- _WHAT IS BEING ASKED_: Your task is to reproduce the material exactly.

Stored dataset items
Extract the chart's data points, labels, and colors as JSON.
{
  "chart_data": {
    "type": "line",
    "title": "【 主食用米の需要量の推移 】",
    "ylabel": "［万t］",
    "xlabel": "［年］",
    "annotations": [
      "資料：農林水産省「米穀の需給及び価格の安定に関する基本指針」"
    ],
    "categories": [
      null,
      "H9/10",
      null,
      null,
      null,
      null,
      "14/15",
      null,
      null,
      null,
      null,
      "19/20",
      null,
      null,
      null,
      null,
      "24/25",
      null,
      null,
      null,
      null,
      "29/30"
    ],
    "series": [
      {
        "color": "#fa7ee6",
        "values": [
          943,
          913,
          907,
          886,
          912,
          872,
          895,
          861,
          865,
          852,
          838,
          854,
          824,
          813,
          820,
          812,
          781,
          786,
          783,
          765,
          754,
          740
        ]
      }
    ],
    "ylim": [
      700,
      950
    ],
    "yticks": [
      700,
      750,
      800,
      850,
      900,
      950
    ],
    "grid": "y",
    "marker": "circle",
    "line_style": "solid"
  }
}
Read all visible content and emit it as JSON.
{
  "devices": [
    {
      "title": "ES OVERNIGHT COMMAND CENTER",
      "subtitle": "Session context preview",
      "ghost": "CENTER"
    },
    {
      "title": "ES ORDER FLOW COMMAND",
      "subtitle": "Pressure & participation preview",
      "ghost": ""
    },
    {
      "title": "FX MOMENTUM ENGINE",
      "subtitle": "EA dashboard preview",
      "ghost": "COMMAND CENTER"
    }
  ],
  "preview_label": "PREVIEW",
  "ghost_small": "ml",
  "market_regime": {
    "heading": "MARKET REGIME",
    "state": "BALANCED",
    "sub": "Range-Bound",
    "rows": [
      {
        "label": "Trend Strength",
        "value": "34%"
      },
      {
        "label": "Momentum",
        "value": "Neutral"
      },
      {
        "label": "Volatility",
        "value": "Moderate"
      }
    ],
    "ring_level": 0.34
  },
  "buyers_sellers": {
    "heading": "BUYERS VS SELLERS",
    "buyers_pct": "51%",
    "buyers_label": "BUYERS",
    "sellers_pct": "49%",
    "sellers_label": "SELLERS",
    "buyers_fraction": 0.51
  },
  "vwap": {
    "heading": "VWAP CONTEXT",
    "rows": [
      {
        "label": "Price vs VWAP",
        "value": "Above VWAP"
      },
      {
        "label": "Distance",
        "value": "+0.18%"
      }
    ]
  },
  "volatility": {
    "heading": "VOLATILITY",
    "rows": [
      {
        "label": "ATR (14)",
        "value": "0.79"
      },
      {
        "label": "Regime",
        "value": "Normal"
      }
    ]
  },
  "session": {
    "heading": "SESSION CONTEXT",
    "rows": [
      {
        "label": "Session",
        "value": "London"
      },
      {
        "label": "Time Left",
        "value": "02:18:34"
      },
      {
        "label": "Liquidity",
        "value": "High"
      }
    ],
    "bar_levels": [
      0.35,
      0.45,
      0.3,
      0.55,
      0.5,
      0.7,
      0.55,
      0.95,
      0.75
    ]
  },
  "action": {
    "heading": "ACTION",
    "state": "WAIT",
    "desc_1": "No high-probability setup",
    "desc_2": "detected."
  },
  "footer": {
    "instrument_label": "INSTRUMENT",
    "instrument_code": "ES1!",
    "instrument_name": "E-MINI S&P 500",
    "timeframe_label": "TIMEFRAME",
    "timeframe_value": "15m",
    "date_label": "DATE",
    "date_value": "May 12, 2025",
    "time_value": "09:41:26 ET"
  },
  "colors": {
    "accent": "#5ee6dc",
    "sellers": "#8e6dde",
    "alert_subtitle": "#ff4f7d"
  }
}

- _THE SOLUTION_:
Extract the chart's data points, labels, and colors as JSON.
{
  "chart_data": {
    "type": "line",
    "title": "【 主食用米の需要量の推移 】",
    "ylabel": "［万t］",
    "xlabel": "［年］",
    "annotations": [
      "資料：農林水産省「米穀の需給及び価格の安定に関する基本指針」"
    ],
    "categories": [
      null,
      "H9/10",
      null,
      null,
      null,
      null,
      "14/15",
      null,
      null,
      null,
      null,
      "19/20",
      null,
      null,
      null,
      null,
      "24/25",
      null,
      null,
      null,
      null,
      "29/30"
    ],
    "series": [
      {
        "color": "#fa7ee6",
        "values": [
          943,
          913,
          907,
          886,
          912,
          872,
          895,
          861,
          865,
          852,
          838,
          854,
          824,
          813,
          820,
          812,
          781,
          786,
          783,
          765,
          754,
          740
        ]
      }
    ],
    "ylim": [
      700,
      950
    ],
    "yticks": [
      700,
      750,
      800,
      850,
      900,
      950
    ],
    "grid": "y",
    "marker": "circle",
    "line_style": "solid"
  }
}
Read all visible content and emit it as JSON.
{
  "devices": [
    {
      "title": "ES OVERNIGHT COMMAND CENTER",
      "subtitle": "Session context preview",
      "ghost": "CENTER"
    },
    {
      "title": "ES ORDER FLOW COMMAND",
      "subtitle": "Pressure & participation preview",
      "ghost": ""
    },
    {
      "title": "FX MOMENTUM ENGINE",
      "subtitle": "EA dashboard preview",
      "ghost": "COMMAND CENTER"
    }
  ],
  "preview_label": "PREVIEW",
  "ghost_small": "ml",
  "market_regime": {
    "heading": "MARKET REGIME",
    "state": "BALANCED",
    "sub": "Range-Bound",
    "rows": [
      {
        "label": "Trend Strength",
        "value": "34%"
      },
      {
        "label": "Momentum",
        "value": "Neutral"
      },
      {
        "label": "Volatility",
        "value": "Moderate"
      }
    ],
    "ring_level": 0.34
  },
  "buyers_sellers": {
    "heading": "BUYERS VS SELLERS",
    "buyers_pct": "51%",
    "buyers_label": "BUYERS",
    "sellers_pct": "49%",
    "sellers_label": "SELLERS",
    "buyers_fraction": 0.51
  },
  "vwap": {
    "heading": "VWAP CONTEXT",
    "rows": [
      {
        "label": "Price vs VWAP",
        "value": "Above VWAP"
      },
      {
        "label": "Distance",
        "value": "+0.18%"
      }
    ]
  },
  "volatility": {
    "heading": "VOLATILITY",
    "rows": [
      {
        "label": "ATR (14)",
        "value": "0.79"
      },
      {
        "label": "Regime",
        "value": "Normal"
      }
    ]
  },
  "session": {
    "heading": "SESSION CONTEXT",
    "rows": [
      {
        "label": "Session",
        "value": "London"
      },
      {
        "label": "Time Left",
        "value": "02:18:34"
      },
      {
        "label": "Liquidity",
        "value": "High"
      }
    ],
    "bar_levels": [
      0.35,
      0.45,
      0.3,
      0.55,
      0.5,
      0.7,
      0.55,
      0.95,
      0.75
    ]
  },
  "action": {
    "heading": "ACTION",
    "state": "WAIT",
    "desc_1": "No high-probability setup",
    "desc_2": "detected."
  },
  "footer": {
    "instrument_label": "INSTRUMENT",
    "instrument_code": "ES1!",
    "instrument_name": "E-MINI S&P 500",
    "timeframe_label": "TIMEFRAME",
    "timeframe_value": "15m",
    "date_label": "DATE",
    "date_value": "May 12, 2025",
    "time_value": "09:41:26 ET"
  },
  "colors": {
    "accent": "#5ee6dc",
    "sellers": "#8e6dde",
    "alert_subtitle": "#ff4f7d"
  }
}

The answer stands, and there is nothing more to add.